▶ [EXERCISE AIM] Could every line of the data be printed exactly as it reads?
** Start **
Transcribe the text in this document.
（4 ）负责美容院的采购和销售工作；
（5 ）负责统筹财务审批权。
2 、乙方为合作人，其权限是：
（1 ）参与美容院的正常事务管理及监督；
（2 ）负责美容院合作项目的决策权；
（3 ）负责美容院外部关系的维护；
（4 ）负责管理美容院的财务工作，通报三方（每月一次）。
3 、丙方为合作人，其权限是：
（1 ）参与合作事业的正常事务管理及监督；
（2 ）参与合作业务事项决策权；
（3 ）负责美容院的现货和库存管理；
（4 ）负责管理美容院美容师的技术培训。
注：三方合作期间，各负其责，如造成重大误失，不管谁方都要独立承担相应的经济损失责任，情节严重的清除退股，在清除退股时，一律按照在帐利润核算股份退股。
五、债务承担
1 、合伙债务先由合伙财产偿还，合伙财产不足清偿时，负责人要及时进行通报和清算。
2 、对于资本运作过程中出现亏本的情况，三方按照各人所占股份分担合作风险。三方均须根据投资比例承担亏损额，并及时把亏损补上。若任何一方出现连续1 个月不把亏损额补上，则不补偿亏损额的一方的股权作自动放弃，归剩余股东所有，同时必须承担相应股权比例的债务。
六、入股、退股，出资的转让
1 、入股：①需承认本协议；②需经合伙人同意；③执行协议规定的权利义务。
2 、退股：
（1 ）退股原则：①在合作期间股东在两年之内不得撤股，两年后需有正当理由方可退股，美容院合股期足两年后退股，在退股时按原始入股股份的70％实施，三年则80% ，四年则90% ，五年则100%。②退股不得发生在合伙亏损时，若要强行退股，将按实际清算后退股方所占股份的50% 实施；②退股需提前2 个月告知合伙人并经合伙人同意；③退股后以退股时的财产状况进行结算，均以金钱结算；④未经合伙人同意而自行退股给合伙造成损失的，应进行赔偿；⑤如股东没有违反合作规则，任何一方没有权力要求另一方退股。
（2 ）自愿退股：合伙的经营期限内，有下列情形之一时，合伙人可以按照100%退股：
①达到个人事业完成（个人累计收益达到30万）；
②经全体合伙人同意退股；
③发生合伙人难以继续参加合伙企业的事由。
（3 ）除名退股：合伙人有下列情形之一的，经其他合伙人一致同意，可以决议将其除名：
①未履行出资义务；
** End **
▶ [THE COMPLETED TASK]
Transcribe the text in this document.
（4 ）负责美容院的采购和销售工作；
（5 ）负责统筹财务审批权。
2 、乙方为合作人，其权限是：
（1 ）参与美容院的正常事务管理及监督；
（2 ）负责美容院合作项目的决策权；
（3 ）负责美容院外部关系的维护；
（4 ）负责管理美容院的财务工作，通报三方（每月一次）。
3 、丙方为合作人，其权限是：
（1 ）参与合作事业的正常事务管理及监督；
（2 ）参与合作业务事项决策权；
（3 ）负责美容院的现货和库存管理；
（4 ）负责管理美容院美容师的技术培训。
注：三方合作期间，各负其责，如造成重大误失，不管谁方都要独立承担相应的经济损失责任，情节严重的清除退股，在清除退股时，一律按照在帐利润核算股份退股。
五、债务承担
1 、合伙债务先由合伙财产偿还，合伙财产不足清偿时，负责人要及时进行通报和清算。
2 、对于资本运作过程中出现亏本的情况，三方按照各人所占股份分担合作风险。三方均须根据投资比例承担亏损额，并及时把亏损补上。若任何一方出现连续1 个月不把亏损额补上，则不补偿亏损额的一方的股权作自动放弃，归剩余股东所有，同时必须承担相应股权比例的债务。
六、入股、退股，出资的转让
1 、入股：①需承认本协议；②需经合伙人同意；③执行协议规定的权利义务。
2 、退股：
（1 ）退股原则：①在合作期间股东在两年之内不得撤股，两年后需有正当理由方可退股，美容院合股期足两年后退股，在退股时按原始入股股份的70％实施，三年则80% ，四年则90% ，五年则100%。②退股不得发生在合伙亏损时，若要强行退股，将按实际清算后退股方所占股份的50% 实施；②退股需提前2 个月告知合伙人并经合伙人同意；③退股后以退股时的财产状况进行结算，均以金钱结算；④未经合伙人同意而自行退股给合伙造成损失的，应进行赔偿；⑤如股东没有违反合作规则，任何一方没有权力要求另一方退股。
（2 ）自愿退股：合伙的经营期限内，有下列情形之一时，合伙人可以按照100%退股：
①达到个人事业完成（个人累计收益达到30万）；
②经全体合伙人同意退股；
③发生合伙人难以继续参加合伙企业的事由。
（3 ）除名退股：合伙人有下列情形之一的，经其他合伙人一致同意，可以决议将其除名：
①未履行出资义务；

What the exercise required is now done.